= What to work on =
Using the records that follow, copy every line containing the word "title".

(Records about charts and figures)
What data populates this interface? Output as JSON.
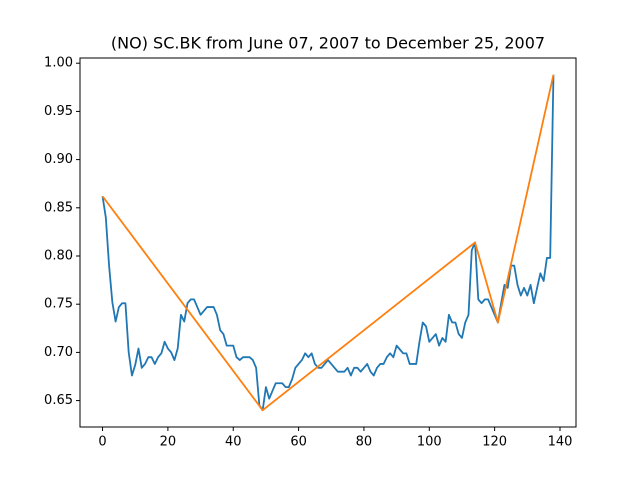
{
  "chart_data": {
    "type": "line",
    "title": "(NO) SC.BK from June 07, 2007 to December 25, 2007",
    "series": [
      {
        "color": "#1f77b4",
        "x": [
          0,
          1,
          2,
          3,
          4,
          5,
          6,
          7,
          8,
          9,
          10,
          11,
          12,
          13,
          14,
          15,
          16,
          17,
          18,
          19,
          20,
          21,
          22,
          23,
          24,
          25,
          26,
          27,
          28,
          29,
          30,
          31,
          32,
          33,
          34,
          35,
          36,
          37,
          38,
          39,
          40,
          41,
          42,
          43,
          44,
          45,
          46,
          47,
          48,
          49,
          50,
          51,
          52,
          53,
          54,
          55,
          56,
          57,
          58,
          59,
          60,
          61,
          62,
          63,
          64,
          65,
          66,
          67,
          68,
          69,
          70,
          71,
          72,
          73,
          74,
          75,
          76,
          77,
          78,
          79,
          80,
          81,
          82,
          83,
          84,
          85,
          86,
          87,
          88,
          89,
          90,
          91,
          92,
          93,
          94,
          95,
          96,
          97,
          98,
          99,
          100,
          101,
          102,
          103,
          104,
          105,
          106,
          107,
          108,
          109,
          110,
          111,
          112,
          113,
          114,
          115,
          116,
          117,
          118,
          119,
          120,
          121,
          122,
          123,
          124,
          125,
          126,
          127,
          128,
          129,
          130,
          131,
          132,
          133,
          134,
          135,
          136,
          137,
          138
        ],
        "values": [
          0.862,
          0.84,
          0.79,
          0.752,
          0.732,
          0.747,
          0.751,
          0.751,
          0.7,
          0.676,
          0.687,
          0.704,
          0.684,
          0.688,
          0.695,
          0.695,
          0.688,
          0.695,
          0.699,
          0.711,
          0.704,
          0.7,
          0.692,
          0.704,
          0.739,
          0.732,
          0.751,
          0.755,
          0.755,
          0.747,
          0.739,
          0.743,
          0.747,
          0.747,
          0.747,
          0.739,
          0.723,
          0.719,
          0.707,
          0.707,
          0.707,
          0.695,
          0.692,
          0.695,
          0.695,
          0.695,
          0.692,
          0.684,
          0.645,
          0.64,
          0.664,
          0.652,
          0.66,
          0.668,
          0.668,
          0.668,
          0.664,
          0.664,
          0.672,
          0.684,
          0.688,
          0.692,
          0.699,
          0.695,
          0.699,
          0.688,
          0.684,
          0.684,
          0.688,
          0.692,
          0.688,
          0.684,
          0.68,
          0.68,
          0.68,
          0.684,
          0.676,
          0.684,
          0.684,
          0.68,
          0.684,
          0.688,
          0.68,
          0.676,
          0.684,
          0.688,
          0.688,
          0.695,
          0.699,
          0.695,
          0.707,
          0.703,
          0.699,
          0.699,
          0.688,
          0.688,
          0.688,
          0.711,
          0.731,
          0.727,
          0.711,
          0.715,
          0.719,
          0.707,
          0.715,
          0.711,
          0.739,
          0.731,
          0.731,
          0.719,
          0.715,
          0.731,
          0.739,
          0.806,
          0.814,
          0.755,
          0.751,
          0.755,
          0.755,
          0.747,
          0.739,
          0.731,
          0.751,
          0.77,
          0.767,
          0.79,
          0.79,
          0.77,
          0.759,
          0.767,
          0.759,
          0.77,
          0.751,
          0.767,
          0.782,
          0.774,
          0.798,
          0.798,
          0.988
        ]
      },
      {
        "color": "#ff7f0e",
        "x": [
          0,
          49,
          114,
          121,
          138
        ],
        "values": [
          0.862,
          0.64,
          0.814,
          0.731,
          0.988
        ]
      }
    ],
    "xlim": [
      -6.9,
      144.9
    ],
    "xticks": [
      0,
      20,
      40,
      60,
      80,
      100,
      120,
      140
    ],
    "ylim": [
      0.6226,
      1.0054
    ],
    "yticks": [
      0.65,
      {
        "value": 0.7,
        "label": "0.70"
      },
      0.75,
      {
        "value": 0.8,
        "label": "0.80"
      },
      0.85,
      {
        "value": 0.9,
        "label": "0.90"
      },
      0.95,
      {
        "value": 1,
        "label": "1.00"
      }
    ]
  }
}
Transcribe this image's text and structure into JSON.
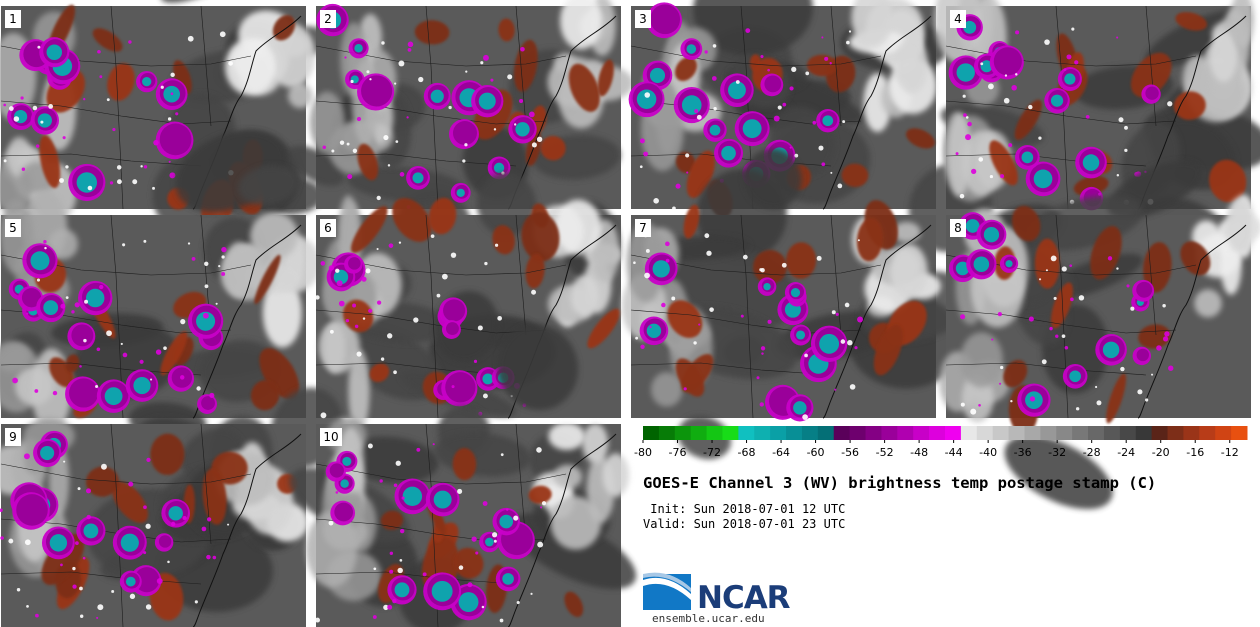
{
  "panels": [
    {
      "label": "1"
    },
    {
      "label": "2"
    },
    {
      "label": "3"
    },
    {
      "label": "4"
    },
    {
      "label": "5"
    },
    {
      "label": "6"
    },
    {
      "label": "7"
    },
    {
      "label": "8"
    },
    {
      "label": "9"
    },
    {
      "label": "10"
    }
  ],
  "colorbar": {
    "ticks": [
      "-80",
      "-76",
      "-72",
      "-68",
      "-64",
      "-60",
      "-56",
      "-52",
      "-48",
      "-44",
      "-40",
      "-36",
      "-32",
      "-28",
      "-24",
      "-20",
      "-16",
      "-12"
    ],
    "range": [
      -80,
      -10
    ],
    "bin_width": 2,
    "colors": [
      "#006400",
      "#077c07",
      "#0c950c",
      "#10ad10",
      "#14c614",
      "#18dc18",
      "#10c0c0",
      "#0eb0b0",
      "#0aa0a6",
      "#088f96",
      "#067f86",
      "#046f76",
      "#5a005a",
      "#6e006e",
      "#840084",
      "#9a009a",
      "#b000b0",
      "#c800c8",
      "#dd00dd",
      "#f000f0",
      "#e8e8e8",
      "#d8d8d8",
      "#c8c8c8",
      "#b8b8b8",
      "#a8a8a8",
      "#989898",
      "#888888",
      "#787878",
      "#686868",
      "#585858",
      "#484848",
      "#383838",
      "#5a2418",
      "#7d2e18",
      "#9a3418",
      "#b83c18",
      "#d04414",
      "#e85010"
    ]
  },
  "title": "GOES-E Channel 3 (WV) brightness temp postage stamp (C)",
  "init_line": " Init: Sun 2018-07-01 12 UTC",
  "valid_line": "Valid: Sun 2018-07-01 23 UTC",
  "logo": {
    "text": "NCAR",
    "website": "ensemble.ucar.edu"
  }
}
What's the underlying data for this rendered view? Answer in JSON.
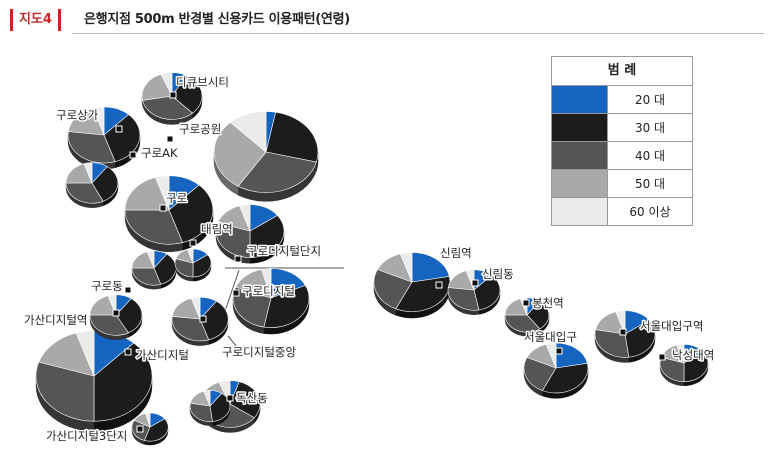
{
  "figure": {
    "tag": "지도4",
    "title": "은행지점 500m 반경별 신용카드 이용패턴(연령)"
  },
  "legend": {
    "title": "범 례",
    "items": [
      {
        "label": "20 대",
        "color": "#1565c0"
      },
      {
        "label": "30 대",
        "color": "#1c1c1c"
      },
      {
        "label": "40 대",
        "color": "#555555"
      },
      {
        "label": "50 대",
        "color": "#a9a9a9"
      },
      {
        "label": "60 이상",
        "color": "#ebebeb"
      }
    ]
  },
  "chart_data": {
    "type": "pie",
    "series_order": [
      "20 대",
      "30 대",
      "40 대",
      "50 대",
      "60 이상"
    ],
    "branches": [
      {
        "name": "디큐브시티",
        "shares": [
          0.08,
          0.3,
          0.34,
          0.22,
          0.06
        ]
      },
      {
        "name": "구로상가",
        "shares": [
          0.12,
          0.33,
          0.32,
          0.18,
          0.05
        ]
      },
      {
        "name": "구로AK",
        "shares": []
      },
      {
        "name": "구로공원",
        "shares": [
          0.03,
          0.26,
          0.3,
          0.29,
          0.12
        ]
      },
      {
        "name": "구로",
        "shares": [
          0.12,
          0.33,
          0.3,
          0.2,
          0.05
        ]
      },
      {
        "name": "대림역",
        "shares": [
          0.15,
          0.35,
          0.3,
          0.15,
          0.05
        ]
      },
      {
        "name": "구로디지털단지",
        "shares": [
          0.1,
          0.35,
          0.3,
          0.2,
          0.05
        ]
      },
      {
        "name": "구로동",
        "shares": [
          0.1,
          0.32,
          0.33,
          0.2,
          0.05
        ]
      },
      {
        "name": "구로디지털",
        "shares": [
          0.18,
          0.35,
          0.28,
          0.15,
          0.04
        ]
      },
      {
        "name": "가산디지털역",
        "shares": [
          0.12,
          0.38,
          0.3,
          0.15,
          0.05
        ]
      },
      {
        "name": "구로디지털중앙",
        "shares": [
          0.1,
          0.35,
          0.32,
          0.18,
          0.05
        ]
      },
      {
        "name": "가산디지털",
        "shares": [
          0.1,
          0.38,
          0.3,
          0.17,
          0.05
        ]
      },
      {
        "name": "독산동",
        "shares": [
          0.05,
          0.3,
          0.35,
          0.24,
          0.06
        ]
      },
      {
        "name": "가산디지털3단지",
        "shares": [
          0.15,
          0.4,
          0.28,
          0.13,
          0.04
        ]
      },
      {
        "name": "신림역",
        "shares": [
          0.22,
          0.35,
          0.25,
          0.13,
          0.05
        ]
      },
      {
        "name": "신림동",
        "shares": [
          0.12,
          0.35,
          0.3,
          0.18,
          0.05
        ]
      },
      {
        "name": "봉천역",
        "shares": [
          0.1,
          0.3,
          0.35,
          0.2,
          0.05
        ]
      },
      {
        "name": "서울대입구",
        "shares": [
          0.22,
          0.35,
          0.25,
          0.13,
          0.05
        ]
      },
      {
        "name": "서울대입구역",
        "shares": [
          0.15,
          0.33,
          0.3,
          0.17,
          0.05
        ]
      },
      {
        "name": "낙성대역",
        "shares": [
          0.15,
          0.35,
          0.3,
          0.15,
          0.05
        ]
      },
      {
        "name": "",
        "shares": [
          0.1,
          0.33,
          0.32,
          0.2,
          0.05
        ]
      },
      {
        "name": "",
        "shares": [
          0.15,
          0.35,
          0.3,
          0.15,
          0.05
        ]
      }
    ]
  }
}
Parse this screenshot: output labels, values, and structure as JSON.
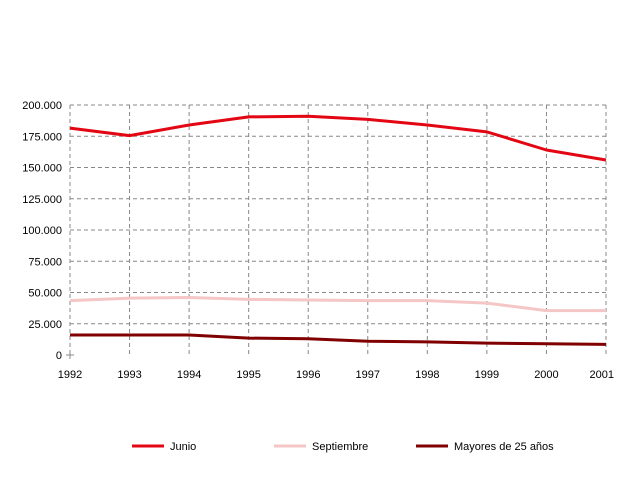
{
  "chart_data": {
    "type": "line",
    "x": [
      1992,
      1993,
      1994,
      1995,
      1996,
      1997,
      1998,
      1999,
      2000,
      2001
    ],
    "x_tick_labels": [
      "1992",
      "1993",
      "1994",
      "1995",
      "1996",
      "1997",
      "1998",
      "1999",
      "2000",
      "2001"
    ],
    "y_tick_labels": [
      "0",
      "25.000",
      "50.000",
      "75.000",
      "100.000",
      "125.000",
      "150.000",
      "175.000",
      "200.000"
    ],
    "ylim": [
      0,
      200000
    ],
    "grid": true,
    "legend_position": "bottom",
    "series": [
      {
        "name": "Junio",
        "color": "#e30613",
        "values": [
          181500,
          175500,
          184000,
          190500,
          191000,
          188500,
          184000,
          178500,
          164000,
          156000
        ]
      },
      {
        "name": "Septiembre",
        "color": "#f5c6c6",
        "values": [
          43500,
          45500,
          46000,
          44500,
          44000,
          43500,
          43500,
          41500,
          35500,
          35500
        ]
      },
      {
        "name": "Mayores de 25 años",
        "color": "#800000",
        "values": [
          16000,
          16000,
          16000,
          13500,
          13000,
          11000,
          10500,
          9500,
          9000,
          8500
        ]
      }
    ]
  }
}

= Complete answer =
    "title": "(NO) SC.BK from June 07, 2007 to December 25, 2007",
  "title": "GOES-E Channel 3 (WV) brightness temp postage stamp (C)",
    "title": "은행지점 500m 반경별 신용카드 이용패턴(연령)"
    "title": "범 례",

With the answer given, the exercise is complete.